**DO THIS:**
Output only the span of lines that begins at the line containing "What text is on this page?" and ends at the last line of the data, both included, exactly as they appear.
··· AVAILABLE DATA ···
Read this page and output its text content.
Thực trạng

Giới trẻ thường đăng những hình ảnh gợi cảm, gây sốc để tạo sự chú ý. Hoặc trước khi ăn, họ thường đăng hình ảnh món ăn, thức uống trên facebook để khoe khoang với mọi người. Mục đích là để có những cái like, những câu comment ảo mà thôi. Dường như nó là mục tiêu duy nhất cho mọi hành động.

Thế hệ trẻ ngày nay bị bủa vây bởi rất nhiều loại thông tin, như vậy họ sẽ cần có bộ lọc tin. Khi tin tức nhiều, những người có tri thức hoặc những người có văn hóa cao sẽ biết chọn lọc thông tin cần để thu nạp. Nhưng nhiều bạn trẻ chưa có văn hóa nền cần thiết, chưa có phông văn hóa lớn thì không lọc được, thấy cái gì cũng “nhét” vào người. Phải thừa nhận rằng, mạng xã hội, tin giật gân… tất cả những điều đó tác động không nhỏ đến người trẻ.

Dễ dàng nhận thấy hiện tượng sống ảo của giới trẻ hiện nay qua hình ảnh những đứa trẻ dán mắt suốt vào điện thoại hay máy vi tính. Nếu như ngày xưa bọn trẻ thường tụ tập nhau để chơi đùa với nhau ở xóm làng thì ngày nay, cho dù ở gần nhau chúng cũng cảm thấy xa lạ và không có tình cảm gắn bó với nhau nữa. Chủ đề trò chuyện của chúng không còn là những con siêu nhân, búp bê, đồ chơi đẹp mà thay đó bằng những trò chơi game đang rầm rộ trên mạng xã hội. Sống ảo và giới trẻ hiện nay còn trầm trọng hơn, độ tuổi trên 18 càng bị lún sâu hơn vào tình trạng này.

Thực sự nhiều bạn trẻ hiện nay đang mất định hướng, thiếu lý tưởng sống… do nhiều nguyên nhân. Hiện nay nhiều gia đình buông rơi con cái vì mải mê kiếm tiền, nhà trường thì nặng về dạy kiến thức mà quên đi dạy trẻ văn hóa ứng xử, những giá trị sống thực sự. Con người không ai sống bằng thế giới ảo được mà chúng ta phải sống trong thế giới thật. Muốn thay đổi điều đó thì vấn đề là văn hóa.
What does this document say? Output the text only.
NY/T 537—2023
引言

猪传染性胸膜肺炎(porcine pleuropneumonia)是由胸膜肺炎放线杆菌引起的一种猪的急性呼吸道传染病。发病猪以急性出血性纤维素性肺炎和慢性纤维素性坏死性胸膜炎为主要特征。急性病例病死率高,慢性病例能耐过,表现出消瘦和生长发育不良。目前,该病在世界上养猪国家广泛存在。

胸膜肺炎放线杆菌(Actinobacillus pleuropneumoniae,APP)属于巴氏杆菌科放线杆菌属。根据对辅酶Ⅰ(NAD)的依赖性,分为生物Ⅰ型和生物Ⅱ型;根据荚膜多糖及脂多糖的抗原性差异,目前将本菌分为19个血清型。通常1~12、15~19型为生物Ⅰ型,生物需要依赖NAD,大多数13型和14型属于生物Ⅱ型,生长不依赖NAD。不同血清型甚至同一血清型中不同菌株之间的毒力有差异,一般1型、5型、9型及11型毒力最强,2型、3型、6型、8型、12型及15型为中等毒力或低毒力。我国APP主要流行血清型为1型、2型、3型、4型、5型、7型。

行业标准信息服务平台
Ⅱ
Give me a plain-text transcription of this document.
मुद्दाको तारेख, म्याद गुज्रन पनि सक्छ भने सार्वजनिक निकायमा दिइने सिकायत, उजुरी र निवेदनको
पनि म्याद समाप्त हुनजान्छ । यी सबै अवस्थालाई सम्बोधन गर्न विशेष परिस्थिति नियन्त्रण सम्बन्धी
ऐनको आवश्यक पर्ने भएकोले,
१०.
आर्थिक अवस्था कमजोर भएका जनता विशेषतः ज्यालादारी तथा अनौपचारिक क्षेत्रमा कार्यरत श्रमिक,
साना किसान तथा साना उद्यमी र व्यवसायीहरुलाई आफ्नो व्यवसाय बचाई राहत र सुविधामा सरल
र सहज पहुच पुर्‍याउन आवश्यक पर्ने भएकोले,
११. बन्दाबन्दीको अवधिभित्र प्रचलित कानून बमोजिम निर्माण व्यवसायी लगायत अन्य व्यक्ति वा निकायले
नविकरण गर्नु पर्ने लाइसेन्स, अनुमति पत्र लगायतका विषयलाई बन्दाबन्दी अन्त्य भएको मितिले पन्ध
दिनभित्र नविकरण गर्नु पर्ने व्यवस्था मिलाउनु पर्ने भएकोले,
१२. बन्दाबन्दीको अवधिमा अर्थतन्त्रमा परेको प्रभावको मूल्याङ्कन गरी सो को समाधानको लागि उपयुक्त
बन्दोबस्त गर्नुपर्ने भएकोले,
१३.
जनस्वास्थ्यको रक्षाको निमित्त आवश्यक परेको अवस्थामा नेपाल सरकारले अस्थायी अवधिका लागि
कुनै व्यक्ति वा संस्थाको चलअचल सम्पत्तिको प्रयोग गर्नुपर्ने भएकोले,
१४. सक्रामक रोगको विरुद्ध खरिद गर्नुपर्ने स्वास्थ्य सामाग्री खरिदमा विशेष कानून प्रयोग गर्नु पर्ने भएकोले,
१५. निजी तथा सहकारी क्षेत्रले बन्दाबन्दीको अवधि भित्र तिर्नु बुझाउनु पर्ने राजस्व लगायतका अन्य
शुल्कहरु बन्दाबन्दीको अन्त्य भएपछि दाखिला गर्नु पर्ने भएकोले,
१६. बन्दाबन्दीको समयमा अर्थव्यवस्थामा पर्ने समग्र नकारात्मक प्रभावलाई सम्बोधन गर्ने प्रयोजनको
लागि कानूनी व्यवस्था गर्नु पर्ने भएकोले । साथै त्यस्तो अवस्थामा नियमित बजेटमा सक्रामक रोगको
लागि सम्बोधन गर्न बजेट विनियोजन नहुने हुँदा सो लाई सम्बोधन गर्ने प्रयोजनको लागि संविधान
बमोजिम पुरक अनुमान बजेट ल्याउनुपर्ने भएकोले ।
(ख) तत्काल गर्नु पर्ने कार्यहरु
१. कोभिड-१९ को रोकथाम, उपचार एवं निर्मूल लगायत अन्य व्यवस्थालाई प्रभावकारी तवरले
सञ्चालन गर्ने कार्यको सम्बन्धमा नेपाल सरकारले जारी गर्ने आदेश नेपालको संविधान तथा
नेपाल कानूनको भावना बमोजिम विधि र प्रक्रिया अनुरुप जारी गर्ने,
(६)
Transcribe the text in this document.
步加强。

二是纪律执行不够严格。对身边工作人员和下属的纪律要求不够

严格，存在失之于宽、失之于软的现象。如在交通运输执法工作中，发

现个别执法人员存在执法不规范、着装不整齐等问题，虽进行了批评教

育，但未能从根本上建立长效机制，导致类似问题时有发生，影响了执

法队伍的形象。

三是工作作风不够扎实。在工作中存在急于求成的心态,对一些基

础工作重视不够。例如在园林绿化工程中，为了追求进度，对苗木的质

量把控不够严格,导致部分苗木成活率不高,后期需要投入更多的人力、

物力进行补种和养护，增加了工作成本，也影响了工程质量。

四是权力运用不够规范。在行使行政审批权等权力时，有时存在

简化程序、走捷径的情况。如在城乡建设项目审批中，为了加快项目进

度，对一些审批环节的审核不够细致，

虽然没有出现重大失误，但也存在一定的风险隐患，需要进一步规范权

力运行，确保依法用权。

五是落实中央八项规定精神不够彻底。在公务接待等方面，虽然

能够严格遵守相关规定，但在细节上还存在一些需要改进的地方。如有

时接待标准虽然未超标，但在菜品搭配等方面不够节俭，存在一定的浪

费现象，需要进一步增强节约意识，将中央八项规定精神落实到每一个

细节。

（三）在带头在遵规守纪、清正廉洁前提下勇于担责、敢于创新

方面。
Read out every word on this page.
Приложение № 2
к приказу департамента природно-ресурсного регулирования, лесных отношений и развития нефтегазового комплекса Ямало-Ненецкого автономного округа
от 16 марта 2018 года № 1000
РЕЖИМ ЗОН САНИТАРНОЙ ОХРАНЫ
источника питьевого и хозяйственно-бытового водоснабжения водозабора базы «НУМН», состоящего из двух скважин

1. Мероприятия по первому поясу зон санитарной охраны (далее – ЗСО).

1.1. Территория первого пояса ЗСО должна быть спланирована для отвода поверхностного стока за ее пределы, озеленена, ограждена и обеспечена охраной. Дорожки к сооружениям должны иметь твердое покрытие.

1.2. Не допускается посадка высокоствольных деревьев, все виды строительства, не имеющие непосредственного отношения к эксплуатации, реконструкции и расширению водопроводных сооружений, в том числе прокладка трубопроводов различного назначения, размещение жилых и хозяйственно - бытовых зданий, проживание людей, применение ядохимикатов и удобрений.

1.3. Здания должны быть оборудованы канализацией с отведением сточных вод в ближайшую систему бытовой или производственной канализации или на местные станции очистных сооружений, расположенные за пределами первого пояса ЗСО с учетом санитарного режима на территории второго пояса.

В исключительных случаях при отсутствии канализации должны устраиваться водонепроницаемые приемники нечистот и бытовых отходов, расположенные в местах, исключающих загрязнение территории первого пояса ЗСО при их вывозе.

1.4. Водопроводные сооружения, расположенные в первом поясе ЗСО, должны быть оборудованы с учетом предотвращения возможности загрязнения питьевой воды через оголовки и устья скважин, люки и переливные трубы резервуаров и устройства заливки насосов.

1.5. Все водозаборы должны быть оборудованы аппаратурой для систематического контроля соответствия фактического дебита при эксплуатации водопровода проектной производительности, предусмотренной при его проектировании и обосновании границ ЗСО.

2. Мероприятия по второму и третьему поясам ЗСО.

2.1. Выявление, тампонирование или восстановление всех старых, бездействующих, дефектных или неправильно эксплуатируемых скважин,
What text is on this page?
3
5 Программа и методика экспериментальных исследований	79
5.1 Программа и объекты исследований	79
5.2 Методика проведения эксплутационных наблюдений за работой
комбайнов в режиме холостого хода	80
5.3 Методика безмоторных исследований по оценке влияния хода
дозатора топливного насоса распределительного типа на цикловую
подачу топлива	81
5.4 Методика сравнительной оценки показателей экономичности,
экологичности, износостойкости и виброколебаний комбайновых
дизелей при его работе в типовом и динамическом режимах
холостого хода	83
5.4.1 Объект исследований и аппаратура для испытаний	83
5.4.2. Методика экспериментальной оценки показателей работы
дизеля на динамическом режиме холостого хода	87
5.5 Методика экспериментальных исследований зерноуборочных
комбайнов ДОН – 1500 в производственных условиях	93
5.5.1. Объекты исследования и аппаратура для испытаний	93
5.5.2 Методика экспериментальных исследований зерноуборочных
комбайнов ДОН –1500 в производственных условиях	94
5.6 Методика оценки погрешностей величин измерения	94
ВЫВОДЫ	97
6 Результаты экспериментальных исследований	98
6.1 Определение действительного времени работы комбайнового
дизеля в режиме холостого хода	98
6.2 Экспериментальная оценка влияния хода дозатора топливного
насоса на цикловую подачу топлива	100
···
**OUTPUT FOR THIS TASK:**
What text is on this page?
3
5 Программа и методика экспериментальных исследований	79
5.1 Программа и объекты исследований	79
5.2 Методика проведения эксплутационных наблюдений за работой
комбайнов в режиме холостого хода	80
5.3 Методика безмоторных исследований по оценке влияния хода
дозатора топливного насоса распределительного типа на цикловую
подачу топлива	81
5.4 Методика сравнительной оценки показателей экономичности,
экологичности, износостойкости и виброколебаний комбайновых
дизелей при его работе в типовом и динамическом режимах
холостого хода	83
5.4.1 Объект исследований и аппаратура для испытаний	83
5.4.2. Методика экспериментальной оценки показателей работы
дизеля на динамическом режиме холостого хода	87
5.5 Методика экспериментальных исследований зерноуборочных
комбайнов ДОН – 1500 в производственных условиях	93
5.5.1. Объекты исследования и аппаратура для испытаний	93
5.5.2 Методика экспериментальных исследований зерноуборочных
комбайнов ДОН –1500 в производственных условиях	94
5.6 Методика оценки погрешностей величин измерения	94
ВЫВОДЫ	97
6 Результаты экспериментальных исследований	98
6.1 Определение действительного времени работы комбайнового
дизеля в режиме холостого хода	98
6.2 Экспериментальная оценка влияния хода дозатора топливного
насоса на цикловую подачу топлива	100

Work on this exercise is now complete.